- **Task instructions**
Single out the lines that include the word "replies". Copy them.

Stored data:

━━━━━━━━━━━━━━━━

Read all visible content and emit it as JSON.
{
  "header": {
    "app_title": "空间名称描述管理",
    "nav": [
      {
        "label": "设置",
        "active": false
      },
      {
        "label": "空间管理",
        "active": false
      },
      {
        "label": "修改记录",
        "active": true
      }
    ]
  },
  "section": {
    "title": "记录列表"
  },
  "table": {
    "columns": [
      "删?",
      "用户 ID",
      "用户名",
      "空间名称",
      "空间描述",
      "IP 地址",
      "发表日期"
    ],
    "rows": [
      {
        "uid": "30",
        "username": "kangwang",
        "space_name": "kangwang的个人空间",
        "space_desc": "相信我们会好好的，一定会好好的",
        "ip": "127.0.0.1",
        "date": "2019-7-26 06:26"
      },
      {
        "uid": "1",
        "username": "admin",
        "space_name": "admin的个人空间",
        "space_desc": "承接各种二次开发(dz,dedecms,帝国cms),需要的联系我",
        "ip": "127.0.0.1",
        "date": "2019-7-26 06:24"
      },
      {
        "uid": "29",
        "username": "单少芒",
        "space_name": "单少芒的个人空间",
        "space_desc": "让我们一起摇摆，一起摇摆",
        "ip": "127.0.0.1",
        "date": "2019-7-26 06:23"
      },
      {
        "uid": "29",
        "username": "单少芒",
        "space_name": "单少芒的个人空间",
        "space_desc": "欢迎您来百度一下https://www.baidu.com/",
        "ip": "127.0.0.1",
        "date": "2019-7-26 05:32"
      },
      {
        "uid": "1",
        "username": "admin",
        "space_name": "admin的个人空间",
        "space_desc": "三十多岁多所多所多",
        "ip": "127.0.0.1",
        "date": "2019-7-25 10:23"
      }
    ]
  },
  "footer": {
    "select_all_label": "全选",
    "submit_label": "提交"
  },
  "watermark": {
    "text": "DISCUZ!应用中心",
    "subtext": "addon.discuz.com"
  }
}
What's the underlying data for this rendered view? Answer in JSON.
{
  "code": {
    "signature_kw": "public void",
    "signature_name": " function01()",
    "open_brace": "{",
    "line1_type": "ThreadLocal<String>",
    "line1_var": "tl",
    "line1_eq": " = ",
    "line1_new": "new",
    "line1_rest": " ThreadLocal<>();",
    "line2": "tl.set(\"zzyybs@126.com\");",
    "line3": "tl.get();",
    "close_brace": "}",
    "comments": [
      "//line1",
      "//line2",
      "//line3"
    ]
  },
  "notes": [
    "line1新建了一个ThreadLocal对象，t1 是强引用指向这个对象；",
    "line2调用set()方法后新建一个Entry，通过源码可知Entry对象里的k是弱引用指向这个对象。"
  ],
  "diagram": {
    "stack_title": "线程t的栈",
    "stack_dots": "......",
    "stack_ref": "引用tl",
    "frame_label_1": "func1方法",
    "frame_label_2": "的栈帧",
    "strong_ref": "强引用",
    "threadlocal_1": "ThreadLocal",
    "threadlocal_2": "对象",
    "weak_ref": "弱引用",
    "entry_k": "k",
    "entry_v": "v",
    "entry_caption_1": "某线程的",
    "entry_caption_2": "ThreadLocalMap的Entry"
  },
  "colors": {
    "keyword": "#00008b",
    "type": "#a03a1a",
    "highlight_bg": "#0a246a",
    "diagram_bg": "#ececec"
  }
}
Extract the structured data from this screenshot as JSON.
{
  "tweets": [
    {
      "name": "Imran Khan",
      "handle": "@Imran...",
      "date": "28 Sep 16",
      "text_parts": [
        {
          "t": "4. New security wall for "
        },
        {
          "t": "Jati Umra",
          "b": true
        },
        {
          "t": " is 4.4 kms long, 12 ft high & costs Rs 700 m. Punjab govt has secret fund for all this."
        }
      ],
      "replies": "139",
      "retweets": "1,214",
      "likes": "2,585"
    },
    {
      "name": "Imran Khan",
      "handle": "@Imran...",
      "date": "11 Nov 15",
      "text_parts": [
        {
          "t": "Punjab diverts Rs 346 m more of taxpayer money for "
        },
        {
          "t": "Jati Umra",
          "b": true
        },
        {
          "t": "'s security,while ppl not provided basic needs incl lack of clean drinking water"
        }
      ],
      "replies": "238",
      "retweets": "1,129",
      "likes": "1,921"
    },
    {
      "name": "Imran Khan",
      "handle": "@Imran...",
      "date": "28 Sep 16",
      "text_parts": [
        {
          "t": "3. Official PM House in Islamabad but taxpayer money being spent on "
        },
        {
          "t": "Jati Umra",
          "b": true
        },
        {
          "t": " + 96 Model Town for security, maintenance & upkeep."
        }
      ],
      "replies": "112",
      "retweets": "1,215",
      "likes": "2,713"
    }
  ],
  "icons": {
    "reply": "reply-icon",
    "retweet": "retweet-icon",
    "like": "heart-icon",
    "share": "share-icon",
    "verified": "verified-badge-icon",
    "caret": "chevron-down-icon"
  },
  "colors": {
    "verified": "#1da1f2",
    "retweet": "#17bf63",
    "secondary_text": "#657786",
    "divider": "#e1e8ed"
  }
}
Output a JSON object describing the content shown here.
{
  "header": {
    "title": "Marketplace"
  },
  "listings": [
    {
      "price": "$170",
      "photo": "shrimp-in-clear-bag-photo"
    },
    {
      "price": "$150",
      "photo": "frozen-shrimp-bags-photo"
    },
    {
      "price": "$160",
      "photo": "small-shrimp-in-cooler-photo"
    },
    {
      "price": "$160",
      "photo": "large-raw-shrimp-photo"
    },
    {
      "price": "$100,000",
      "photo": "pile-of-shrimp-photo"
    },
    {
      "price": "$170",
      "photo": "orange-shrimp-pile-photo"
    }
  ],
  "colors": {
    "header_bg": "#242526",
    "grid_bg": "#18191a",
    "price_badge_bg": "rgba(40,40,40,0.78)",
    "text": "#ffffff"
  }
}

━━━━━━━━━━━━━━━━

- **Exercise output**
      "replies": "139",
      "replies": "238",
      "replies": "112",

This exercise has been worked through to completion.